Dataset listings of figures
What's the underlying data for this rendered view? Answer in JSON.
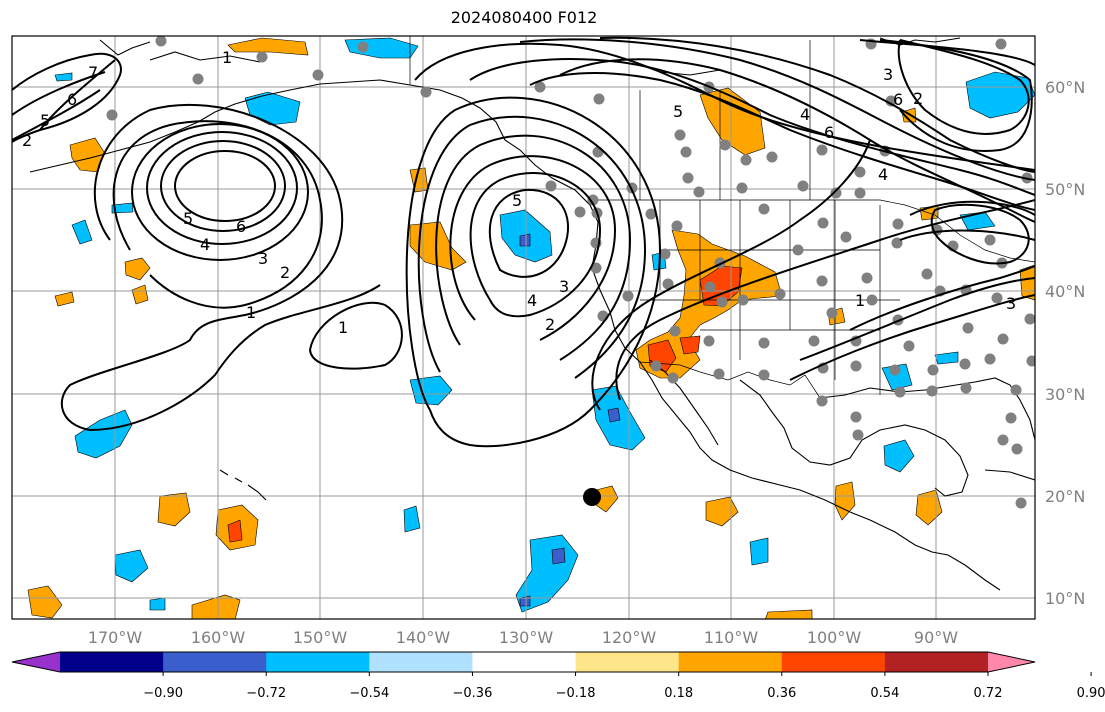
{
  "title": "2024080400 F012",
  "map": {
    "lon_ticks": [
      "170°W",
      "160°W",
      "150°W",
      "140°W",
      "130°W",
      "120°W",
      "110°W",
      "100°W",
      "90°W"
    ],
    "lat_ticks": [
      "60°N",
      "50°N",
      "40°N",
      "30°N",
      "20°N",
      "10°N"
    ],
    "tick_color": "#808080",
    "ocean_color": "#ffffff",
    "grid_color": "#999999"
  },
  "colorbar": {
    "colors": [
      "#9932cc",
      "#00008b",
      "#3a5fcd",
      "#00bfff",
      "#b0e2ff",
      "#ffffff",
      "#fde68a",
      "#ffa500",
      "#ff4500",
      "#b22222",
      "#ff88aa"
    ],
    "labels": [
      "−0.90",
      "−0.72",
      "−0.54",
      "−0.36",
      "−0.18",
      "0.18",
      "0.36",
      "0.54",
      "0.72",
      "0.90"
    ]
  },
  "contour_labels": [
    "1",
    "2",
    "3",
    "4",
    "5",
    "6"
  ]
}
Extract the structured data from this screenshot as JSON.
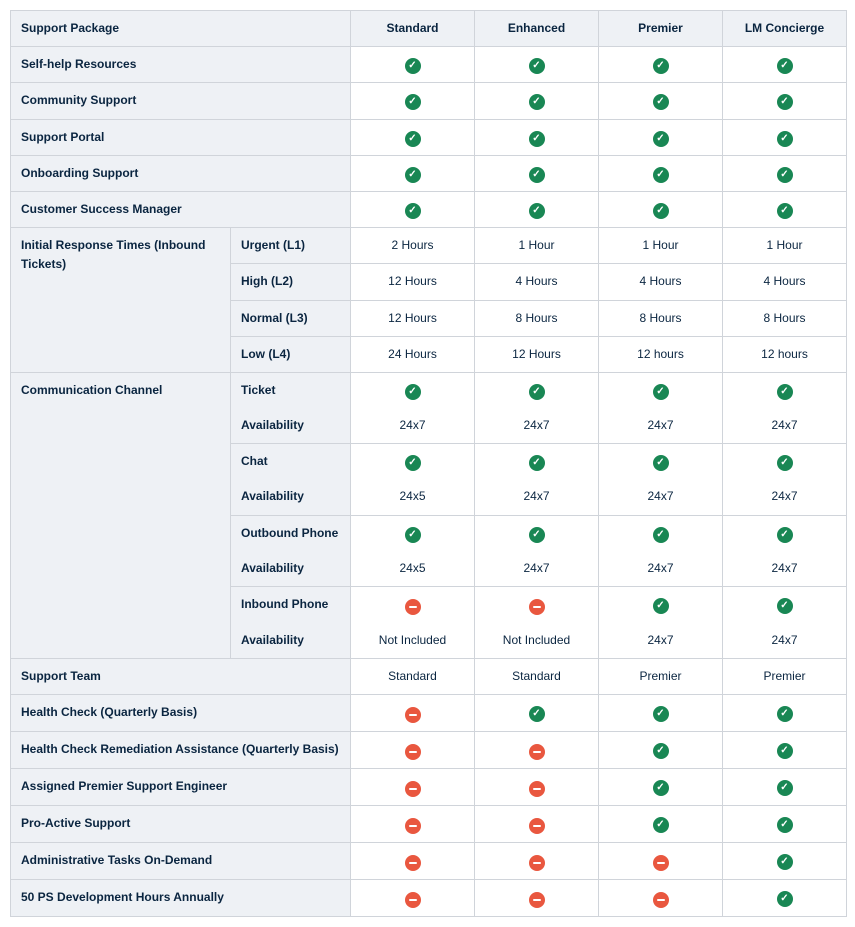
{
  "colors": {
    "header_bg": "#eef1f5",
    "border": "#d0d4da",
    "text": "#0a2540",
    "check_bg": "#198754",
    "dash_bg": "#e9573f",
    "cell_bg": "#ffffff"
  },
  "header": {
    "feature": "Support Package",
    "plans": [
      "Standard",
      "Enhanced",
      "Premier",
      "LM Concierge"
    ]
  },
  "simpleRows": [
    {
      "label": "Self-help Resources",
      "vals": [
        "check",
        "check",
        "check",
        "check"
      ]
    },
    {
      "label": "Community Support",
      "vals": [
        "check",
        "check",
        "check",
        "check"
      ]
    },
    {
      "label": "Support Portal",
      "vals": [
        "check",
        "check",
        "check",
        "check"
      ]
    },
    {
      "label": "Onboarding Support",
      "vals": [
        "check",
        "check",
        "check",
        "check"
      ]
    },
    {
      "label": "Customer Success Manager",
      "vals": [
        "check",
        "check",
        "check",
        "check"
      ]
    }
  ],
  "responseTimes": {
    "groupLabel": "Initial Response Times (Inbound Tickets)",
    "rows": [
      {
        "sub": "Urgent (L1)",
        "vals": [
          "2 Hours",
          "1 Hour",
          "1 Hour",
          "1 Hour"
        ]
      },
      {
        "sub": "High (L2)",
        "vals": [
          "12 Hours",
          "4 Hours",
          "4 Hours",
          "4 Hours"
        ]
      },
      {
        "sub": "Normal (L3)",
        "vals": [
          "12 Hours",
          "8 Hours",
          "8 Hours",
          "8 Hours"
        ]
      },
      {
        "sub": "Low (L4)",
        "vals": [
          "24 Hours",
          "12 Hours",
          "12 hours",
          "12 hours"
        ]
      }
    ]
  },
  "commChannel": {
    "groupLabel": "Communication Channel",
    "availabilityLabel": "Availability",
    "pairs": [
      {
        "sub": "Ticket",
        "icons": [
          "check",
          "check",
          "check",
          "check"
        ],
        "avail": [
          "24x7",
          "24x7",
          "24x7",
          "24x7"
        ]
      },
      {
        "sub": "Chat",
        "icons": [
          "check",
          "check",
          "check",
          "check"
        ],
        "avail": [
          "24x5",
          "24x7",
          "24x7",
          "24x7"
        ]
      },
      {
        "sub": "Outbound Phone",
        "icons": [
          "check",
          "check",
          "check",
          "check"
        ],
        "avail": [
          "24x5",
          "24x7",
          "24x7",
          "24x7"
        ]
      },
      {
        "sub": "Inbound Phone",
        "icons": [
          "dash",
          "dash",
          "check",
          "check"
        ],
        "avail": [
          "Not Included",
          "Not Included",
          "24x7",
          "24x7"
        ]
      }
    ]
  },
  "supportTeam": {
    "label": "Support Team",
    "vals": [
      "Standard",
      "Standard",
      "Premier",
      "Premier"
    ]
  },
  "bottomRows": [
    {
      "label": "Health Check (Quarterly Basis)",
      "vals": [
        "dash",
        "check",
        "check",
        "check"
      ]
    },
    {
      "label": "Health Check Remediation Assistance (Quarterly Basis)",
      "vals": [
        "dash",
        "dash",
        "check",
        "check"
      ]
    },
    {
      "label": "Assigned Premier Support Engineer",
      "vals": [
        "dash",
        "dash",
        "check",
        "check"
      ]
    },
    {
      "label": "Pro-Active Support",
      "vals": [
        "dash",
        "dash",
        "check",
        "check"
      ]
    },
    {
      "label": "Administrative Tasks On-Demand",
      "vals": [
        "dash",
        "dash",
        "dash",
        "check"
      ]
    },
    {
      "label": "50 PS Development Hours Annually",
      "vals": [
        "dash",
        "dash",
        "dash",
        "check"
      ]
    }
  ]
}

Required task
Within the listing above, find every line containing the string "Inbound" and return it.

Reply to the task
    "groupLabel": "Initial Response Times (Inbound Tickets)",
        "sub": "Inbound Phone",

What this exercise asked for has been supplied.